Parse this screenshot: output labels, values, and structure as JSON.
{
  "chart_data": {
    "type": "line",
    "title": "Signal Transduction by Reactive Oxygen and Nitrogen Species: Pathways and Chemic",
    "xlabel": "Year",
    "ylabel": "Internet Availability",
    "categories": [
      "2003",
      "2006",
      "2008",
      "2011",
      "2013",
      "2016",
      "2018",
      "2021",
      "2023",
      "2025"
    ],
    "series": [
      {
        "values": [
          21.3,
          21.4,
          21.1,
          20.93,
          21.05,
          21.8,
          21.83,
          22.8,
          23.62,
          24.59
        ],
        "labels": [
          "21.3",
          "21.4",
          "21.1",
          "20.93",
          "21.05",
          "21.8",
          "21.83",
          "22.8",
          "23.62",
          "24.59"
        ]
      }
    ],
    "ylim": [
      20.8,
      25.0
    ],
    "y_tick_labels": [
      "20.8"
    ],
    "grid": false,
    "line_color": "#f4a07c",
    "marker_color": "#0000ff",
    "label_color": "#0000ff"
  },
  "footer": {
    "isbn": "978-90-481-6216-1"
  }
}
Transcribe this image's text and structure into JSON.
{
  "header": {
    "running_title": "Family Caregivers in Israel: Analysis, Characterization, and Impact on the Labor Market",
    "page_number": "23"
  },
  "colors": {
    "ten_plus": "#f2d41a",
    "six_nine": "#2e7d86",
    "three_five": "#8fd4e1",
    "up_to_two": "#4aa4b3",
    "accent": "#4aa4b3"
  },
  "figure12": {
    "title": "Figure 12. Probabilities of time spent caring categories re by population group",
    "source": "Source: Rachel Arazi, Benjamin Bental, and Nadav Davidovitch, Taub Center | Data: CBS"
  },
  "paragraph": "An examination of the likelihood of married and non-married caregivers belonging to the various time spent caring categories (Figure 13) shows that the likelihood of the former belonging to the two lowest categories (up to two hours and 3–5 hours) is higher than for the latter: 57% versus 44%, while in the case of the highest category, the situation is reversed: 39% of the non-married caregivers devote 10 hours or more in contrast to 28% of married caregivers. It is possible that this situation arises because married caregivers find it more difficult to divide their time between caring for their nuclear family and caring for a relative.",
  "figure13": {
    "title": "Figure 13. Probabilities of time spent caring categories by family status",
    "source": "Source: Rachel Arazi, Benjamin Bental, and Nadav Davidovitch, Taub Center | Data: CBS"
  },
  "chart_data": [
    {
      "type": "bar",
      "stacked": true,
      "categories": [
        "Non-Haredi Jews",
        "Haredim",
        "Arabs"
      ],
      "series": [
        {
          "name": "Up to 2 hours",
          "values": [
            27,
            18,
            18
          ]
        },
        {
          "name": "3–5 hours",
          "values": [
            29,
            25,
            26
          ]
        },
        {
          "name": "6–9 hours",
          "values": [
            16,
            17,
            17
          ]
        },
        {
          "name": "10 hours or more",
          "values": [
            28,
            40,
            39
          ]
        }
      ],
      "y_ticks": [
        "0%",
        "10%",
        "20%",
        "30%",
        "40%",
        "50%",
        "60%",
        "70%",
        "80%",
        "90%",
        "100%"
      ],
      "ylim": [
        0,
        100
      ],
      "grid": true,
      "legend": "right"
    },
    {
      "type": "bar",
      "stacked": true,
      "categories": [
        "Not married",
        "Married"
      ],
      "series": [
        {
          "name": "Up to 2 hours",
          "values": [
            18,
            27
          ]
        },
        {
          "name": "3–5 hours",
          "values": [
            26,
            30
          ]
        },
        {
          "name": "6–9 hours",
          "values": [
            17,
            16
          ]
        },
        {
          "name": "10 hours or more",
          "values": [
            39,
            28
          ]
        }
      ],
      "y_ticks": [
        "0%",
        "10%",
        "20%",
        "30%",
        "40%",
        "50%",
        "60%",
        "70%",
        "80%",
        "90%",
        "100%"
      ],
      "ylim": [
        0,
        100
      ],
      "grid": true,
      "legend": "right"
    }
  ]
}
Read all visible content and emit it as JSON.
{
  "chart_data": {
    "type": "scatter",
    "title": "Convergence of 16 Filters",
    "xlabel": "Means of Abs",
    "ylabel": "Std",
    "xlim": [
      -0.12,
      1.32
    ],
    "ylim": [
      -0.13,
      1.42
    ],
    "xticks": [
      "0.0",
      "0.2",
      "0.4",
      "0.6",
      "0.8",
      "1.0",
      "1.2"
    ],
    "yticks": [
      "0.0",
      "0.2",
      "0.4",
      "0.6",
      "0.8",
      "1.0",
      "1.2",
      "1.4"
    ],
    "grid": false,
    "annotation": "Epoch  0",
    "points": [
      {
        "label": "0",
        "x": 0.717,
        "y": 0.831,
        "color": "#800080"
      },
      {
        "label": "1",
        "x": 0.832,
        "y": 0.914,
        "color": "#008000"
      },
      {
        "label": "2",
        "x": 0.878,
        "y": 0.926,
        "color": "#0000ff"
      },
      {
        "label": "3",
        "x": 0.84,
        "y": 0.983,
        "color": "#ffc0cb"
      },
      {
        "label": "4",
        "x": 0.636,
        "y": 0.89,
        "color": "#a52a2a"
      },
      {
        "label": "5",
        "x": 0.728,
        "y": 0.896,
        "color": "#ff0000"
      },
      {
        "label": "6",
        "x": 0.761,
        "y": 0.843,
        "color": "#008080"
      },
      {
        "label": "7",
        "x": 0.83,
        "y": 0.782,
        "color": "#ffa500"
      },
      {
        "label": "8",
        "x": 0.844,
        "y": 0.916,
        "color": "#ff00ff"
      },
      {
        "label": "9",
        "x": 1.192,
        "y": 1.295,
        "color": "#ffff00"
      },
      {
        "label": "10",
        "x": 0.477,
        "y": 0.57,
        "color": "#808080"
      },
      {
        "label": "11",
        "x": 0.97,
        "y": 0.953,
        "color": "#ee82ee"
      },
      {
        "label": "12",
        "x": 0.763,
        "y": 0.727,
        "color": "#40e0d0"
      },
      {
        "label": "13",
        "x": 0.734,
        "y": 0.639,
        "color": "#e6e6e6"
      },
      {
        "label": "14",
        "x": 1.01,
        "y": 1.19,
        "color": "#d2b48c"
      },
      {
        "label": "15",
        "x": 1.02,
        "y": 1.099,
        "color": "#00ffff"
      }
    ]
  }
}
────────────────
Exercise details: Write out every line exactly as it stands.

Task result:
Parse this screenshot: output labels, values, and structure as JSON.
{
  "chart_data": {
    "type": "line",
    "title": "Signal Transduction by Reactive Oxygen and Nitrogen Species: Pathways and Chemic",
    "xlabel": "Year",
    "ylabel": "Internet Availability",
    "categories": [
      "2003",
      "2006",
      "2008",
      "2011",
      "2013",
      "2016",
      "2018",
      "2021",
      "2023",
      "2025"
    ],
    "series": [
      {
        "values": [
          21.3,
          21.4,
          21.1,
          20.93,
          21.05,
          21.8,
          21.83,
          22.8,
          23.62,
          24.59
        ],
        "labels": [
          "21.3",
          "21.4",
          "21.1",
          "20.93",
          "21.05",
          "21.8",
          "21.83",
          "22.8",
          "23.62",
          "24.59"
        ]
      }
    ],
    "ylim": [
      20.8,
      25.0
    ],
    "y_tick_labels": [
      "20.8"
    ],
    "grid": false,
    "line_color": "#f4a07c",
    "marker_color": "#0000ff",
    "label_color": "#0000ff"
  },
  "footer": {
    "isbn": "978-90-481-6216-1"
  }
}
Transcribe this image's text and structure into JSON.
{
  "header": {
    "running_title": "Family Caregivers in Israel: Analysis, Characterization, and Impact on the Labor Market",
    "page_number": "23"
  },
  "colors": {
    "ten_plus": "#f2d41a",
    "six_nine": "#2e7d86",
    "three_five": "#8fd4e1",
    "up_to_two": "#4aa4b3",
    "accent": "#4aa4b3"
  },
  "figure12": {
    "title": "Figure 12. Probabilities of time spent caring categories re by population group",
    "source": "Source: Rachel Arazi, Benjamin Bental, and Nadav Davidovitch, Taub Center | Data: CBS"
  },
  "paragraph": "An examination of the likelihood of married and non-married caregivers belonging to the various time spent caring categories (Figure 13) shows that the likelihood of the former belonging to the two lowest categories (up to two hours and 3–5 hours) is higher than for the latter: 57% versus 44%, while in the case of the highest category, the situation is reversed: 39% of the non-married caregivers devote 10 hours or more in contrast to 28% of married caregivers. It is possible that this situation arises because married caregivers find it more difficult to divide their time between caring for their nuclear family and caring for a relative.",
  "figure13": {
    "title": "Figure 13. Probabilities of time spent caring categories by family status",
    "source": "Source: Rachel Arazi, Benjamin Bental, and Nadav Davidovitch, Taub Center | Data: CBS"
  },
  "chart_data": [
    {
      "type": "bar",
      "stacked": true,
      "categories": [
        "Non-Haredi Jews",
        "Haredim",
        "Arabs"
      ],
      "series": [
        {
          "name": "Up to 2 hours",
          "values": [
            27,
            18,
            18
          ]
        },
        {
          "name": "3–5 hours",
          "values": [
            29,
            25,
            26
          ]
        },
        {
          "name": "6–9 hours",
          "values": [
            16,
            17,
            17
          ]
        },
        {
          "name": "10 hours or more",
          "values": [
            28,
            40,
            39
          ]
        }
      ],
      "y_ticks": [
        "0%",
        "10%",
        "20%",
        "30%",
        "40%",
        "50%",
        "60%",
        "70%",
        "80%",
        "90%",
        "100%"
      ],
      "ylim": [
        0,
        100
      ],
      "grid": true,
      "legend": "right"
    },
    {
      "type": "bar",
      "stacked": true,
      "categories": [
        "Not married",
        "Married"
      ],
      "series": [
        {
          "name": "Up to 2 hours",
          "values": [
            18,
            27
          ]
        },
        {
          "name": "3–5 hours",
          "values": [
            26,
            30
          ]
        },
        {
          "name": "6–9 hours",
          "values": [
            17,
            16
          ]
        },
        {
          "name": "10 hours or more",
          "values": [
            39,
            28
          ]
        }
      ],
      "y_ticks": [
        "0%",
        "10%",
        "20%",
        "30%",
        "40%",
        "50%",
        "60%",
        "70%",
        "80%",
        "90%",
        "100%"
      ],
      "ylim": [
        0,
        100
      ],
      "grid": true,
      "legend": "right"
    }
  ]
}
Read all visible content and emit it as JSON.
{
  "chart_data": {
    "type": "scatter",
    "title": "Convergence of 16 Filters",
    "xlabel": "Means of Abs",
    "ylabel": "Std",
    "xlim": [
      -0.12,
      1.32
    ],
    "ylim": [
      -0.13,
      1.42
    ],
    "xticks": [
      "0.0",
      "0.2",
      "0.4",
      "0.6",
      "0.8",
      "1.0",
      "1.2"
    ],
    "yticks": [
      "0.0",
      "0.2",
      "0.4",
      "0.6",
      "0.8",
      "1.0",
      "1.2",
      "1.4"
    ],
    "grid": false,
    "annotation": "Epoch  0",
    "points": [
      {
        "label": "0",
        "x": 0.717,
        "y": 0.831,
        "color": "#800080"
      },
      {
        "label": "1",
        "x": 0.832,
        "y": 0.914,
        "color": "#008000"
      },
      {
        "label": "2",
        "x": 0.878,
        "y": 0.926,
        "color": "#0000ff"
      },
      {
        "label": "3",
        "x": 0.84,
        "y": 0.983,
        "color": "#ffc0cb"
      },
      {
        "label": "4",
        "x": 0.636,
        "y": 0.89,
        "color": "#a52a2a"
      },
      {
        "label": "5",
        "x": 0.728,
        "y": 0.896,
        "color": "#ff0000"
      },
      {
        "label": "6",
        "x": 0.761,
        "y": 0.843,
        "color": "#008080"
      },
      {
        "label": "7",
        "x": 0.83,
        "y": 0.782,
        "color": "#ffa500"
      },
      {
        "label": "8",
        "x": 0.844,
        "y": 0.916,
        "color": "#ff00ff"
      },
      {
        "label": "9",
        "x": 1.192,
        "y": 1.295,
        "color": "#ffff00"
      },
      {
        "label": "10",
        "x": 0.477,
        "y": 0.57,
        "color": "#808080"
      },
      {
        "label": "11",
        "x": 0.97,
        "y": 0.953,
        "color": "#ee82ee"
      },
      {
        "label": "12",
        "x": 0.763,
        "y": 0.727,
        "color": "#40e0d0"
      },
      {
        "label": "13",
        "x": 0.734,
        "y": 0.639,
        "color": "#e6e6e6"
      },
      {
        "label": "14",
        "x": 1.01,
        "y": 1.19,
        "color": "#d2b48c"
      },
      {
        "label": "15",
        "x": 1.02,
        "y": 1.099,
        "color": "#00ffff"
      }
    ]
  }
}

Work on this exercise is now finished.